**Instruction:** Reproduce the listing below verbatim.

--- begin Data for processing ---

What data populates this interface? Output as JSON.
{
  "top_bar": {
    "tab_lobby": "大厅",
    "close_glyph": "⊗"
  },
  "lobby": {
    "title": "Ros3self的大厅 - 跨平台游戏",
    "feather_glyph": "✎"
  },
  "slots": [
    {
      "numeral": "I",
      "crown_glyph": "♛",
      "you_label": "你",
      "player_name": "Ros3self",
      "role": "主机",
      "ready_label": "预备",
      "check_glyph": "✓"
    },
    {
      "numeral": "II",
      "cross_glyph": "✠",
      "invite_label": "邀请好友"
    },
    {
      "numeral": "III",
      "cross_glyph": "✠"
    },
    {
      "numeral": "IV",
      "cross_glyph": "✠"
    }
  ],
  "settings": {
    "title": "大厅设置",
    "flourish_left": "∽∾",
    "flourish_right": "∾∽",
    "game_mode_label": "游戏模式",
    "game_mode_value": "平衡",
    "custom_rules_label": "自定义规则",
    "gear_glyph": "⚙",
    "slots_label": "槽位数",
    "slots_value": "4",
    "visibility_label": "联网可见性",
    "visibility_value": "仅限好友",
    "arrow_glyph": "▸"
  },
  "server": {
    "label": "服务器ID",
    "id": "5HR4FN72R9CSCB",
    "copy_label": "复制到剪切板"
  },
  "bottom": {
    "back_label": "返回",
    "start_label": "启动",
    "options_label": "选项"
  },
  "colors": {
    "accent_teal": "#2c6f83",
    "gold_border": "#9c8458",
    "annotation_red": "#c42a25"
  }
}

--- end Data for processing ---

**Solution for this exercise:**
What data populates this interface? Output as JSON.
{
  "top_bar": {
    "tab_lobby": "大厅",
    "close_glyph": "⊗"
  },
  "lobby": {
    "title": "Ros3self的大厅 - 跨平台游戏",
    "feather_glyph": "✎"
  },
  "slots": [
    {
      "numeral": "I",
      "crown_glyph": "♛",
      "you_label": "你",
      "player_name": "Ros3self",
      "role": "主机",
      "ready_label": "预备",
      "check_glyph": "✓"
    },
    {
      "numeral": "II",
      "cross_glyph": "✠",
      "invite_label": "邀请好友"
    },
    {
      "numeral": "III",
      "cross_glyph": "✠"
    },
    {
      "numeral": "IV",
      "cross_glyph": "✠"
    }
  ],
  "settings": {
    "title": "大厅设置",
    "flourish_left": "∽∾",
    "flourish_right": "∾∽",
    "game_mode_label": "游戏模式",
    "game_mode_value": "平衡",
    "custom_rules_label": "自定义规则",
    "gear_glyph": "⚙",
    "slots_label": "槽位数",
    "slots_value": "4",
    "visibility_label": "联网可见性",
    "visibility_value": "仅限好友",
    "arrow_glyph": "▸"
  },
  "server": {
    "label": "服务器ID",
    "id": "5HR4FN72R9CSCB",
    "copy_label": "复制到剪切板"
  },
  "bottom": {
    "back_label": "返回",
    "start_label": "启动",
    "options_label": "选项"
  },
  "colors": {
    "accent_teal": "#2c6f83",
    "gold_border": "#9c8458",
    "annotation_red": "#c42a25"
  }
}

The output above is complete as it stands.